··· Records for the task
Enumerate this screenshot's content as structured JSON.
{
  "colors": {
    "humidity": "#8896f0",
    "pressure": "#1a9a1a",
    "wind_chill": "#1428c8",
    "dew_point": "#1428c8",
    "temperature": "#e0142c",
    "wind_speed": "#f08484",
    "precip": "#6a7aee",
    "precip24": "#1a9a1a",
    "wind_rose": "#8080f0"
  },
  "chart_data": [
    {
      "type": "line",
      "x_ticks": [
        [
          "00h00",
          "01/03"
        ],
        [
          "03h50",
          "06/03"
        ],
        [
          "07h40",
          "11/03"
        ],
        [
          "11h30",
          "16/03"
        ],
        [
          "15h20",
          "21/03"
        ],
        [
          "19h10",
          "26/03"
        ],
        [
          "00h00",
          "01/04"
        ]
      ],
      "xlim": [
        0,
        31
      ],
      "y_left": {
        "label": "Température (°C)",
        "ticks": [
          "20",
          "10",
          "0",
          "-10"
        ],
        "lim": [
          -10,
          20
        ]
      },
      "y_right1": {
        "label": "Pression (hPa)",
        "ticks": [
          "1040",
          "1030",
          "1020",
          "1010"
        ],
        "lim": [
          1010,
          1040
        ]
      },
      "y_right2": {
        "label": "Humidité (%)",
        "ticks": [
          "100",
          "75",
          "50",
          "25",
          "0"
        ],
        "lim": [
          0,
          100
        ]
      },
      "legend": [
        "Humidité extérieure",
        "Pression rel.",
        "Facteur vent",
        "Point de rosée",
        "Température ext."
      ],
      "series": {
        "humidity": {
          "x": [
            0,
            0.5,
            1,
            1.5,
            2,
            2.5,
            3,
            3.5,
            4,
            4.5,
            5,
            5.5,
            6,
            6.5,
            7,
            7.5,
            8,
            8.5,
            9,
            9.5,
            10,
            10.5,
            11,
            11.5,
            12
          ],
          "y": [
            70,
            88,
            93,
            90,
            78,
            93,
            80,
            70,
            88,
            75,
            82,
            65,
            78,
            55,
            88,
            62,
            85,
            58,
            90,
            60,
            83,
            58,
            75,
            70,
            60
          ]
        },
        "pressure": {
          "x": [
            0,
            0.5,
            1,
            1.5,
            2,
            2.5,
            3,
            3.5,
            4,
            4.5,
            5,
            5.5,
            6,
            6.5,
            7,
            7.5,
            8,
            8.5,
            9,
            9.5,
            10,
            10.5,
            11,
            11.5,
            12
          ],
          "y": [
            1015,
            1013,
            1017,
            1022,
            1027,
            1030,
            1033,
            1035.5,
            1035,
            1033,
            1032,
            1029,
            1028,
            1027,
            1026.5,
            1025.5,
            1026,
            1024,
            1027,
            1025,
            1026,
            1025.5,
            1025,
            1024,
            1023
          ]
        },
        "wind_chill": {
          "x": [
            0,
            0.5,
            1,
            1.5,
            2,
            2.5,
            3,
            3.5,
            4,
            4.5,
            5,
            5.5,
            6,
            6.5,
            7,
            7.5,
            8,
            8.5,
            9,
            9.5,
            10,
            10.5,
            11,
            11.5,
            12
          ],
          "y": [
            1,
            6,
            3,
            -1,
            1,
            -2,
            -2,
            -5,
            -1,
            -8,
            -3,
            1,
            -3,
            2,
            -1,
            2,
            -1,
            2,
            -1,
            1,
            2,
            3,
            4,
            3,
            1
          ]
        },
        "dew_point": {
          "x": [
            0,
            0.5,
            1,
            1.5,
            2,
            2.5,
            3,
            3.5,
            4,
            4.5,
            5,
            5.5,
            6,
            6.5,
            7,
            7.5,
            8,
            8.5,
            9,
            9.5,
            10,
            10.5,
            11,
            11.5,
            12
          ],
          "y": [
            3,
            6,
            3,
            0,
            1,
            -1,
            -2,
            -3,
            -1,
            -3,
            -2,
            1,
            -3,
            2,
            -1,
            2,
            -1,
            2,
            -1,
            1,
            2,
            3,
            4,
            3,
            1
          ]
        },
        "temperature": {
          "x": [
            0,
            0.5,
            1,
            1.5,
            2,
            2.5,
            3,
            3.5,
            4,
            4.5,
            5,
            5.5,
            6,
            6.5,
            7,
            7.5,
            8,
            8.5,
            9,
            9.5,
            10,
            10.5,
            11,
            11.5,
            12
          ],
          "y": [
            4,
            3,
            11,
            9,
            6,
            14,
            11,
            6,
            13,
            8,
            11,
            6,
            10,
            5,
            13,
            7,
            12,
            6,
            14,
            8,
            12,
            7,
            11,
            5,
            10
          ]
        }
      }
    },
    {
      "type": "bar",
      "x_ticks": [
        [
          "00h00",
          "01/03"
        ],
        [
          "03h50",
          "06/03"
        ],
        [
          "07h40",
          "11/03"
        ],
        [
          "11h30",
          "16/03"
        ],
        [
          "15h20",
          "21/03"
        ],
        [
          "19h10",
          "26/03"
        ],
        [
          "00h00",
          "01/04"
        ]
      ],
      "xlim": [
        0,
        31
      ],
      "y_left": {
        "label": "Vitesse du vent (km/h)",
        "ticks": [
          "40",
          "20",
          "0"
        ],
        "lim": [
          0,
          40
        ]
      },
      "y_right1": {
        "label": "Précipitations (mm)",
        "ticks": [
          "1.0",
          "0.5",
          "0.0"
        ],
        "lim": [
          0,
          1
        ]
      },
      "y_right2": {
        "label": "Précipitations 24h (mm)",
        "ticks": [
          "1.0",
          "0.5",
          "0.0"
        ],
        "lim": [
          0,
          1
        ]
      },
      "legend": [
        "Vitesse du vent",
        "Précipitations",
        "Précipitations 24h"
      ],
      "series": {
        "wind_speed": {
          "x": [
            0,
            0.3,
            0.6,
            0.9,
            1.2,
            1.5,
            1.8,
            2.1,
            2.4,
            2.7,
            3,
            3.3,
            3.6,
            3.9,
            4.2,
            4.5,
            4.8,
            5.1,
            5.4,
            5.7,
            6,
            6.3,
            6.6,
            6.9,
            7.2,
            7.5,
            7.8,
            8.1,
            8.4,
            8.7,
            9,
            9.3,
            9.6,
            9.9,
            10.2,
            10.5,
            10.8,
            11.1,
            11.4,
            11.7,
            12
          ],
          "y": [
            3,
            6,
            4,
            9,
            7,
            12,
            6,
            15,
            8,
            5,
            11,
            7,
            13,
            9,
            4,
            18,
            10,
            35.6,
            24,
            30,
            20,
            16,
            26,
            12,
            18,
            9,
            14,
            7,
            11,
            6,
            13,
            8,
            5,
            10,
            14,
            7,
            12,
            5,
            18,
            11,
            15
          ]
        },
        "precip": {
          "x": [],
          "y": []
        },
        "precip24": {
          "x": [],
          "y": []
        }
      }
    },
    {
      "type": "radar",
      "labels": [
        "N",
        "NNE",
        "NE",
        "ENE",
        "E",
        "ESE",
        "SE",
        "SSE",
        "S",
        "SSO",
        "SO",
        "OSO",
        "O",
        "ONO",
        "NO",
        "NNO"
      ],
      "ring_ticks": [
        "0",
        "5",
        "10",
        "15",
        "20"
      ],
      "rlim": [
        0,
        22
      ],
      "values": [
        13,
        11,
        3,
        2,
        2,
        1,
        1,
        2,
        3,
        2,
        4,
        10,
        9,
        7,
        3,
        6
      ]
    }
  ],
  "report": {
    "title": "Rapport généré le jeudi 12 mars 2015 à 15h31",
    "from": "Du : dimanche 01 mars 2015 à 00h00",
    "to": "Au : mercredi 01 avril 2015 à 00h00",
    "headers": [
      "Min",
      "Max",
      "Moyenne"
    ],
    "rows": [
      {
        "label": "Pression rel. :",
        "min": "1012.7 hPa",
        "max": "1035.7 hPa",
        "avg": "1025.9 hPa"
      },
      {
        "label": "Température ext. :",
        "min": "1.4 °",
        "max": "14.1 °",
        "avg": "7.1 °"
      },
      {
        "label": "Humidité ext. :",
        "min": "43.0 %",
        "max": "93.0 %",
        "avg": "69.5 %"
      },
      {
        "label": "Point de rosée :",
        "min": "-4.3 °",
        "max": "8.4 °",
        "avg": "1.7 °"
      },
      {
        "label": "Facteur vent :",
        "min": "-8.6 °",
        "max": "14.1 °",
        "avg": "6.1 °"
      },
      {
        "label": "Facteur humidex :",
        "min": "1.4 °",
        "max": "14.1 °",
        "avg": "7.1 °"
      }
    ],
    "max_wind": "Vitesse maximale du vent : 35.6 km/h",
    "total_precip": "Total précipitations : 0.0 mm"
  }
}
······
Exercise directions: Looking at the material above, count the lines that hold "Facteur" and give the total alone.

Solution: 3